**WRITTEN INSTRUCTION:** Identify all lines in the data containing the string "Intensity". Copy them out.

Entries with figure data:

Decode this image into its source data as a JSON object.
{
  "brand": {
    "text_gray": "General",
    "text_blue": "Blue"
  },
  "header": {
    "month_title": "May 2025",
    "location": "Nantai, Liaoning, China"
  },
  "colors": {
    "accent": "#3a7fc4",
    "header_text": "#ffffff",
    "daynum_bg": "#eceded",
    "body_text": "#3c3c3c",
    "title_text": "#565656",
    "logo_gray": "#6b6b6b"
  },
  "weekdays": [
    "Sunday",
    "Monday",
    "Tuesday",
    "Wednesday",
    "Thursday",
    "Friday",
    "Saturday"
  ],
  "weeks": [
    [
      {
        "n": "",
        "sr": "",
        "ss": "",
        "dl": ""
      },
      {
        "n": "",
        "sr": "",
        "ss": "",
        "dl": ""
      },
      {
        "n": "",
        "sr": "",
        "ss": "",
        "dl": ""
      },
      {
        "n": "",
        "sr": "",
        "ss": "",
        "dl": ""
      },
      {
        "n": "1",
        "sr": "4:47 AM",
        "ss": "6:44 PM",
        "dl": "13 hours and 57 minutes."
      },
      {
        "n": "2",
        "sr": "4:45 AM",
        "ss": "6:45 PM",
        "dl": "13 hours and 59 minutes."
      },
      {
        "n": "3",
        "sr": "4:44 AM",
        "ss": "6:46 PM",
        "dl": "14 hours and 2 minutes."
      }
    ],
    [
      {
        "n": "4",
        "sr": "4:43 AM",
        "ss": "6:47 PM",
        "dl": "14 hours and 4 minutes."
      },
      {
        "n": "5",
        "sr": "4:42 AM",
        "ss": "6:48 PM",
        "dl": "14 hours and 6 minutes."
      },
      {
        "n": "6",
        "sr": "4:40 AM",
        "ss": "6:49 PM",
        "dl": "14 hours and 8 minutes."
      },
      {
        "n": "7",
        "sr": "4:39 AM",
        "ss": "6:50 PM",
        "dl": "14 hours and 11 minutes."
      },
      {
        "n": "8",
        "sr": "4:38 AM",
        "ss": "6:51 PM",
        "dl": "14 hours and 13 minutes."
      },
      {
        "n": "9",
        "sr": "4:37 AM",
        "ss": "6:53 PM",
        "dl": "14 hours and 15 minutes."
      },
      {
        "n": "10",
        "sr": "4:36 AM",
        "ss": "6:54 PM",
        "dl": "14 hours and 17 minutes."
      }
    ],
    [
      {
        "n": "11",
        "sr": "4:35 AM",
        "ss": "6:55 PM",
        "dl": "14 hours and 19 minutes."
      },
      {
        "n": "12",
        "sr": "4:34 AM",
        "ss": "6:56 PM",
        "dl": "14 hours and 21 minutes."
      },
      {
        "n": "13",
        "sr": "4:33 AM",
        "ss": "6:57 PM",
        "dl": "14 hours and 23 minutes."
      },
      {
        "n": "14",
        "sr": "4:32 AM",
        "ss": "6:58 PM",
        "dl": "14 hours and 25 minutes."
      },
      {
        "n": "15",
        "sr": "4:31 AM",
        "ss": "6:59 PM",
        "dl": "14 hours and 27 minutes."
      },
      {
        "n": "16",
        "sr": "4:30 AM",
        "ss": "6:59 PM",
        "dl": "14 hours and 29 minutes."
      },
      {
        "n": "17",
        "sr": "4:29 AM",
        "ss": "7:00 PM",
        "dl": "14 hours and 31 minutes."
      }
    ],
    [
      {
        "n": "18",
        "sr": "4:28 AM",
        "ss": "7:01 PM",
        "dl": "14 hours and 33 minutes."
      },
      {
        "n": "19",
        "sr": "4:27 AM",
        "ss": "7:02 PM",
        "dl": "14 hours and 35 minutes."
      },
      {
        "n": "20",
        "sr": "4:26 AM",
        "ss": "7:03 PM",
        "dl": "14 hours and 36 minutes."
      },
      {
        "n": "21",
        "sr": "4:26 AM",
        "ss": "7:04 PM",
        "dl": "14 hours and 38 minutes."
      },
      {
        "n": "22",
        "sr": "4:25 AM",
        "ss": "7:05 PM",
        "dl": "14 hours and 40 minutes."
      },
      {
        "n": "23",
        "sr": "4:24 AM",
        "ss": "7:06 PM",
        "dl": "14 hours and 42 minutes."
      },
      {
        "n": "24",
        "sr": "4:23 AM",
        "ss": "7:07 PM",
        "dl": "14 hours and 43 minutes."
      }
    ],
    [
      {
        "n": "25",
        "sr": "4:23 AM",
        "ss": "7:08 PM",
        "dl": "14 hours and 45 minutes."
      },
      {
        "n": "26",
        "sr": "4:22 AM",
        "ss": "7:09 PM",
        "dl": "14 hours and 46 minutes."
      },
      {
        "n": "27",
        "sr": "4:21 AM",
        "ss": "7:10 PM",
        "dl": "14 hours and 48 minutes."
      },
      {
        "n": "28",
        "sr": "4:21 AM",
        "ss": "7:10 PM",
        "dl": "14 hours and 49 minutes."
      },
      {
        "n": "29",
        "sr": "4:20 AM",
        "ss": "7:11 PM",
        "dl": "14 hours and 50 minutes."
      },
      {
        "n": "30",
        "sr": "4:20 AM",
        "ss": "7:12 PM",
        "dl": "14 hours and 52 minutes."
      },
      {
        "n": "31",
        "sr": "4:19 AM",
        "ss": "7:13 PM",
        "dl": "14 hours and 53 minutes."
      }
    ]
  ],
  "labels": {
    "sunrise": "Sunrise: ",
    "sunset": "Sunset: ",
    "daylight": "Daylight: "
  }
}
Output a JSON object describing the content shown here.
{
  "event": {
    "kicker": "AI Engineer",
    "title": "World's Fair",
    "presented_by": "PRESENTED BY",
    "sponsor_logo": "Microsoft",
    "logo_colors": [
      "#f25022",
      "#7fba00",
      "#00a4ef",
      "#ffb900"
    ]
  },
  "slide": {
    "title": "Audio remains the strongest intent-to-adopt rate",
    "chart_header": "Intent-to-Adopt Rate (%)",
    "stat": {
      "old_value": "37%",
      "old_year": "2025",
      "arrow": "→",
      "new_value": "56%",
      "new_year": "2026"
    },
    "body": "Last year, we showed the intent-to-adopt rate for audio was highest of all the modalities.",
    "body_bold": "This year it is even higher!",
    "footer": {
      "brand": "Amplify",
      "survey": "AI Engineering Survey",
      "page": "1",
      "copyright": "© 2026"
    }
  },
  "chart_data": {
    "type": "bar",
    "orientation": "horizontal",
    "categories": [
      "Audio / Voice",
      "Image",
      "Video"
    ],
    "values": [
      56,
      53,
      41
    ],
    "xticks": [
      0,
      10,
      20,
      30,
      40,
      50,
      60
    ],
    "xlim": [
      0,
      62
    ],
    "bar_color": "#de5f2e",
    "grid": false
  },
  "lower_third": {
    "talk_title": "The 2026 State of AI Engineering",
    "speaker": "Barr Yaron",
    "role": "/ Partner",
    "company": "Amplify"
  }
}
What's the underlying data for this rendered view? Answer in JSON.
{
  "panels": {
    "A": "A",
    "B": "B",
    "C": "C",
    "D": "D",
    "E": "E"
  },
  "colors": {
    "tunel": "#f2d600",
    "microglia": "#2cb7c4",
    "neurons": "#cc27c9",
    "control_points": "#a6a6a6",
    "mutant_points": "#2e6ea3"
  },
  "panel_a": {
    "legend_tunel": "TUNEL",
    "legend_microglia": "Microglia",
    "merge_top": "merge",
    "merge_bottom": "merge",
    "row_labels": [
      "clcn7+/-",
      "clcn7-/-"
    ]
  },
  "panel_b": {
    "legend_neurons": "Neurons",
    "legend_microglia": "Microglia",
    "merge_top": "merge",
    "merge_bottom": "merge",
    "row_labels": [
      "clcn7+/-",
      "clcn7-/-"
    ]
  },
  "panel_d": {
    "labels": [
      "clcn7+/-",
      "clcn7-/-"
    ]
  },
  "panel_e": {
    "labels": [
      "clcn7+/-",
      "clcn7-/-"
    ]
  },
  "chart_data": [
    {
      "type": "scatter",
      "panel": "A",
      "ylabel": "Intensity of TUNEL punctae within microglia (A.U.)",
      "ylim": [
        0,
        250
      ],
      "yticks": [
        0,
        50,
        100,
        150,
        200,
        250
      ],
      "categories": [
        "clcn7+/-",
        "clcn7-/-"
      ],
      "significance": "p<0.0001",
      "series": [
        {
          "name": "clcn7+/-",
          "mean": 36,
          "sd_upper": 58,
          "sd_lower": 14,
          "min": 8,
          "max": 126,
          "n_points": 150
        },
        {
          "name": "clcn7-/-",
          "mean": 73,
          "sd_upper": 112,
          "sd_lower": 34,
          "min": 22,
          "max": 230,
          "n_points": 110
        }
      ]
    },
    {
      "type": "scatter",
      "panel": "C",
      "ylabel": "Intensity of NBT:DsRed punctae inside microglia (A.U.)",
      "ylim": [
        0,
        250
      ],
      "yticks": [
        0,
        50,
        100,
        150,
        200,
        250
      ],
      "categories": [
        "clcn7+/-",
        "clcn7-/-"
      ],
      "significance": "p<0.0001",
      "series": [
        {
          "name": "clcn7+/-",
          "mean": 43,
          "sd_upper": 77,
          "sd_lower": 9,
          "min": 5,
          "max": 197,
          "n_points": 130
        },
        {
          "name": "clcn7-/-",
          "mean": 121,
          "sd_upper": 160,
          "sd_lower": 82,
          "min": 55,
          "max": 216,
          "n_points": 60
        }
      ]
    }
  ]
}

**FINAL RESULT:**
      "ylabel": "Intensity of TUNEL punctae within microglia (A.U.)",
      "ylabel": "Intensity of NBT:DsRed punctae inside microglia (A.U.)",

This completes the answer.